> [GIVEN REQUEST]: Please output the lines shown below exactly as they appear.

> [EXTRACTED RECORDS]:
■ ■ ■ ■ ■ ■ ■

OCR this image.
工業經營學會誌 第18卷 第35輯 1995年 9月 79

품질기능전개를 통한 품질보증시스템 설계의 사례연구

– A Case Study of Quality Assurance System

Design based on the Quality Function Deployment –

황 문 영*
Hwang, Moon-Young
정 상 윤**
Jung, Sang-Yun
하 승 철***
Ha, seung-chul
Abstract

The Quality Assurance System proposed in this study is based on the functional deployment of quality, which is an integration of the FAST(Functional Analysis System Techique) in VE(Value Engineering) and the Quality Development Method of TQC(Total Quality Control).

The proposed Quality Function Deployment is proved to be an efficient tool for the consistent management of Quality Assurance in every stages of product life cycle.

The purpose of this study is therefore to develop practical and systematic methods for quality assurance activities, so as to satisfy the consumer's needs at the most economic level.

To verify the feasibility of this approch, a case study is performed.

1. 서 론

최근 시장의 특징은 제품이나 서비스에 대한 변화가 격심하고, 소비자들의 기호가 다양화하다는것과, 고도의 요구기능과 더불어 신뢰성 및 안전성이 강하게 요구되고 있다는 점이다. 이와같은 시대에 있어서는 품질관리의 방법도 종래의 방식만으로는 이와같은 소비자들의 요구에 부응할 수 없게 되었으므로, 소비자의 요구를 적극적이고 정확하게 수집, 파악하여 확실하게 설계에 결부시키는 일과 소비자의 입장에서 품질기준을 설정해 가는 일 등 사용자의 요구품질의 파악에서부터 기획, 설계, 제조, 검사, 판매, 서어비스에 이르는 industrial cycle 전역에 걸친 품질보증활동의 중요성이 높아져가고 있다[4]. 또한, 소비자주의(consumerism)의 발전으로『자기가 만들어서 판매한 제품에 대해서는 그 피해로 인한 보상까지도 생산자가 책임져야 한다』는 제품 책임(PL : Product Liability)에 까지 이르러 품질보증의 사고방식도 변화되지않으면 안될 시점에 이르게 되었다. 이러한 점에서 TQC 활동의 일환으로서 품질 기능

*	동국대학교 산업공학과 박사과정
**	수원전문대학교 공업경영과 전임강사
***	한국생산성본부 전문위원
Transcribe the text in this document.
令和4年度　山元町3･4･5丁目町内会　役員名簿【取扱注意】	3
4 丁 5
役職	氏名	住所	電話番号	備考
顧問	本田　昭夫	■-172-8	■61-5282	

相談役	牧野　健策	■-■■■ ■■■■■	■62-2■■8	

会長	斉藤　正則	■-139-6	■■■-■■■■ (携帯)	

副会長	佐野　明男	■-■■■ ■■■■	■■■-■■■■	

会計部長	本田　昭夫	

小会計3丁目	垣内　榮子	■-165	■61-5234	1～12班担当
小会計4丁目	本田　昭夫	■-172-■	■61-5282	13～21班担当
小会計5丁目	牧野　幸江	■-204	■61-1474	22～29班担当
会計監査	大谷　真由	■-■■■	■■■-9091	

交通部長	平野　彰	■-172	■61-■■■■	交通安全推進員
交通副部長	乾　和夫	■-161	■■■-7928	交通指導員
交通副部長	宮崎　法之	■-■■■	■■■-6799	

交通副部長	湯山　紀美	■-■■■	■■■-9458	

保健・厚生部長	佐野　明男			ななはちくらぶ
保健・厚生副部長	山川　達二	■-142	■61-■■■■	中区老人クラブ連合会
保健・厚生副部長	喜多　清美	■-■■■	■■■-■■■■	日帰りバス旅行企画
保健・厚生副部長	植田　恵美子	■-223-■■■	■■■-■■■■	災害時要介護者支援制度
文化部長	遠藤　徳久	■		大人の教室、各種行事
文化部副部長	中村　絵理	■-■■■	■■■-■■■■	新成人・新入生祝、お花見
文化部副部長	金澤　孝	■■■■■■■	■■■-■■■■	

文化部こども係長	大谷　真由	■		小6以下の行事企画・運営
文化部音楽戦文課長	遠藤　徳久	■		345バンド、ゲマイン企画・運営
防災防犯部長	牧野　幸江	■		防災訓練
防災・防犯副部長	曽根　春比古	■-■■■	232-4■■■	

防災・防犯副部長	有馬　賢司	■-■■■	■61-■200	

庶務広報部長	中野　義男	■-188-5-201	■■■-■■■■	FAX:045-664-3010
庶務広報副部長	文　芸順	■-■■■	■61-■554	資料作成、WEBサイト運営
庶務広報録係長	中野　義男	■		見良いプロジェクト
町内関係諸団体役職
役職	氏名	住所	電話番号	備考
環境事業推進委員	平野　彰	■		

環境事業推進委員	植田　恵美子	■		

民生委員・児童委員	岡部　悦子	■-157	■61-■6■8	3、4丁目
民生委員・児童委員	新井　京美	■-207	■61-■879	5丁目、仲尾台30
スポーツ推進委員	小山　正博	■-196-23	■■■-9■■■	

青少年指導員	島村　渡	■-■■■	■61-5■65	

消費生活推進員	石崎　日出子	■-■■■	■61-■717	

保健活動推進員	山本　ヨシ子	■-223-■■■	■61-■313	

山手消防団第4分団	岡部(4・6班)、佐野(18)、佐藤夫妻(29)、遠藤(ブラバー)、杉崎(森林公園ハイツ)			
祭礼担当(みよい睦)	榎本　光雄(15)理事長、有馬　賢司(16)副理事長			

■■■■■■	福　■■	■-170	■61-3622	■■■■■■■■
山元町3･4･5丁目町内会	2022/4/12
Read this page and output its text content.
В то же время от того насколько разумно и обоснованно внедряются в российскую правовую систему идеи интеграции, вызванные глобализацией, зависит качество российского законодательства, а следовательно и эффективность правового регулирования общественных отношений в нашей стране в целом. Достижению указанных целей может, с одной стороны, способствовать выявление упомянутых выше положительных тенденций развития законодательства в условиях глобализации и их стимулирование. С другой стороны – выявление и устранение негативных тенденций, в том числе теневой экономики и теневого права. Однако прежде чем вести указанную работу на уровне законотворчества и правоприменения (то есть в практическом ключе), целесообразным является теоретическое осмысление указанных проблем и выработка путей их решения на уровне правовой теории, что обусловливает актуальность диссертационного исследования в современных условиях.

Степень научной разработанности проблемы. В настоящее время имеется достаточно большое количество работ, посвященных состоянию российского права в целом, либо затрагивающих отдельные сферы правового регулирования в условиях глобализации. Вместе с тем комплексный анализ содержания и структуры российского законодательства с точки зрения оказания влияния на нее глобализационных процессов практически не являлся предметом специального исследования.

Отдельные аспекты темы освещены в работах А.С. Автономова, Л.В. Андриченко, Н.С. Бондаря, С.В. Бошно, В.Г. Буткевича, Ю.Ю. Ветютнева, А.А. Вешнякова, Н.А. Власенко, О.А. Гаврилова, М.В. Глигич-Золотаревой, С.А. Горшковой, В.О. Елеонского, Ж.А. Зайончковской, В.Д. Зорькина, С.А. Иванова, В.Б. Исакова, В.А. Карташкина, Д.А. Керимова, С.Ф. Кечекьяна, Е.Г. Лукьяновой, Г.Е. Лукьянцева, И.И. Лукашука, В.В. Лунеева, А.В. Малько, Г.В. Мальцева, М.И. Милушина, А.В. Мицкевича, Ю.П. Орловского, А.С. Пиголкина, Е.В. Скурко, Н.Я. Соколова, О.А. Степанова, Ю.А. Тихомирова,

■ ■ ■ ■ ■ ■ ■

> [PROBLEM SOLUTION]:
OCR this image.
工業經營學會誌 第18卷 第35輯 1995年 9月 79

품질기능전개를 통한 품질보증시스템 설계의 사례연구

– A Case Study of Quality Assurance System

Design based on the Quality Function Deployment –

황 문 영*
Hwang, Moon-Young
정 상 윤**
Jung, Sang-Yun
하 승 철***
Ha, seung-chul
Abstract

The Quality Assurance System proposed in this study is based on the functional deployment of quality, which is an integration of the FAST(Functional Analysis System Techique) in VE(Value Engineering) and the Quality Development Method of TQC(Total Quality Control).

The proposed Quality Function Deployment is proved to be an efficient tool for the consistent management of Quality Assurance in every stages of product life cycle.

The purpose of this study is therefore to develop practical and systematic methods for quality assurance activities, so as to satisfy the consumer's needs at the most economic level.

To verify the feasibility of this approch, a case study is performed.

1. 서 론

최근 시장의 특징은 제품이나 서비스에 대한 변화가 격심하고, 소비자들의 기호가 다양화하다는것과, 고도의 요구기능과 더불어 신뢰성 및 안전성이 강하게 요구되고 있다는 점이다. 이와같은 시대에 있어서는 품질관리의 방법도 종래의 방식만으로는 이와같은 소비자들의 요구에 부응할 수 없게 되었으므로, 소비자의 요구를 적극적이고 정확하게 수집, 파악하여 확실하게 설계에 결부시키는 일과 소비자의 입장에서 품질기준을 설정해 가는 일 등 사용자의 요구품질의 파악에서부터 기획, 설계, 제조, 검사, 판매, 서어비스에 이르는 industrial cycle 전역에 걸친 품질보증활동의 중요성이 높아져가고 있다[4]. 또한, 소비자주의(consumerism)의 발전으로『자기가 만들어서 판매한 제품에 대해서는 그 피해로 인한 보상까지도 생산자가 책임져야 한다』는 제품 책임(PL : Product Liability)에 까지 이르러 품질보증의 사고방식도 변화되지않으면 안될 시점에 이르게 되었다. 이러한 점에서 TQC 활동의 일환으로서 품질 기능

*	동국대학교 산업공학과 박사과정
**	수원전문대학교 공업경영과 전임강사
***	한국생산성본부 전문위원
Transcribe the text in this document.
令和4年度　山元町3･4･5丁目町内会　役員名簿【取扱注意】	3
4 丁 5
役職	氏名	住所	電話番号	備考
顧問	本田　昭夫	■-172-8	■61-5282	

相談役	牧野　健策	■-■■■ ■■■■■	■62-2■■8	

会長	斉藤　正則	■-139-6	■■■-■■■■ (携帯)	

副会長	佐野　明男	■-■■■ ■■■■	■■■-■■■■	

会計部長	本田　昭夫	

小会計3丁目	垣内　榮子	■-165	■61-5234	1～12班担当
小会計4丁目	本田　昭夫	■-172-■	■61-5282	13～21班担当
小会計5丁目	牧野　幸江	■-204	■61-1474	22～29班担当
会計監査	大谷　真由	■-■■■	■■■-9091	

交通部長	平野　彰	■-172	■61-■■■■	交通安全推進員
交通副部長	乾　和夫	■-161	■■■-7928	交通指導員
交通副部長	宮崎　法之	■-■■■	■■■-6799	

交通副部長	湯山　紀美	■-■■■	■■■-9458	

保健・厚生部長	佐野　明男			ななはちくらぶ
保健・厚生副部長	山川　達二	■-142	■61-■■■■	中区老人クラブ連合会
保健・厚生副部長	喜多　清美	■-■■■	■■■-■■■■	日帰りバス旅行企画
保健・厚生副部長	植田　恵美子	■-223-■■■	■■■-■■■■	災害時要介護者支援制度
文化部長	遠藤　徳久	■		大人の教室、各種行事
文化部副部長	中村　絵理	■-■■■	■■■-■■■■	新成人・新入生祝、お花見
文化部副部長	金澤　孝	■■■■■■■	■■■-■■■■	

文化部こども係長	大谷　真由	■		小6以下の行事企画・運営
文化部音楽戦文課長	遠藤　徳久	■		345バンド、ゲマイン企画・運営
防災防犯部長	牧野　幸江	■		防災訓練
防災・防犯副部長	曽根　春比古	■-■■■	232-4■■■	

防災・防犯副部長	有馬　賢司	■-■■■	■61-■200	

庶務広報部長	中野　義男	■-188-5-201	■■■-■■■■	FAX:045-664-3010
庶務広報副部長	文　芸順	■-■■■	■61-■554	資料作成、WEBサイト運営
庶務広報録係長	中野　義男	■		見良いプロジェクト
町内関係諸団体役職
役職	氏名	住所	電話番号	備考
環境事業推進委員	平野　彰	■		

環境事業推進委員	植田　恵美子	■		

民生委員・児童委員	岡部　悦子	■-157	■61-■6■8	3、4丁目
民生委員・児童委員	新井　京美	■-207	■61-■879	5丁目、仲尾台30
スポーツ推進委員	小山　正博	■-196-23	■■■-9■■■	

青少年指導員	島村　渡	■-■■■	■61-5■65	

消費生活推進員	石崎　日出子	■-■■■	■61-■717	

保健活動推進員	山本　ヨシ子	■-223-■■■	■61-■313	

山手消防団第4分団	岡部(4・6班)、佐野(18)、佐藤夫妻(29)、遠藤(ブラバー)、杉崎(森林公園ハイツ)			
祭礼担当(みよい睦)	榎本　光雄(15)理事長、有馬　賢司(16)副理事長			

■■■■■■	福　■■	■-170	■61-3622	■■■■■■■■
山元町3･4･5丁目町内会	2022/4/12
Read this page and output its text content.
В то же время от того насколько разумно и обоснованно внедряются в российскую правовую систему идеи интеграции, вызванные глобализацией, зависит качество российского законодательства, а следовательно и эффективность правового регулирования общественных отношений в нашей стране в целом. Достижению указанных целей может, с одной стороны, способствовать выявление упомянутых выше положительных тенденций развития законодательства в условиях глобализации и их стимулирование. С другой стороны – выявление и устранение негативных тенденций, в том числе теневой экономики и теневого права. Однако прежде чем вести указанную работу на уровне законотворчества и правоприменения (то есть в практическом ключе), целесообразным является теоретическое осмысление указанных проблем и выработка путей их решения на уровне правовой теории, что обусловливает актуальность диссертационного исследования в современных условиях.

Степень научной разработанности проблемы. В настоящее время имеется достаточно большое количество работ, посвященных состоянию российского права в целом, либо затрагивающих отдельные сферы правового регулирования в условиях глобализации. Вместе с тем комплексный анализ содержания и структуры российского законодательства с точки зрения оказания влияния на нее глобализационных процессов практически не являлся предметом специального исследования.

Отдельные аспекты темы освещены в работах А.С. Автономова, Л.В. Андриченко, Н.С. Бондаря, С.В. Бошно, В.Г. Буткевича, Ю.Ю. Ветютнева, А.А. Вешнякова, Н.А. Власенко, О.А. Гаврилова, М.В. Глигич-Золотаревой, С.А. Горшковой, В.О. Елеонского, Ж.А. Зайончковской, В.Д. Зорькина, С.А. Иванова, В.Б. Исакова, В.А. Карташкина, Д.А. Керимова, С.Ф. Кечекьяна, Е.Г. Лукьяновой, Г.Е. Лукьянцева, И.И. Лукашука, В.В. Лунеева, А.В. Малько, Г.В. Мальцева, М.И. Милушина, А.В. Мицкевича, Ю.П. Орловского, А.С. Пиголкина, Е.В. Скурко, Н.Я. Соколова, О.А. Степанова, Ю.А. Тихомирова,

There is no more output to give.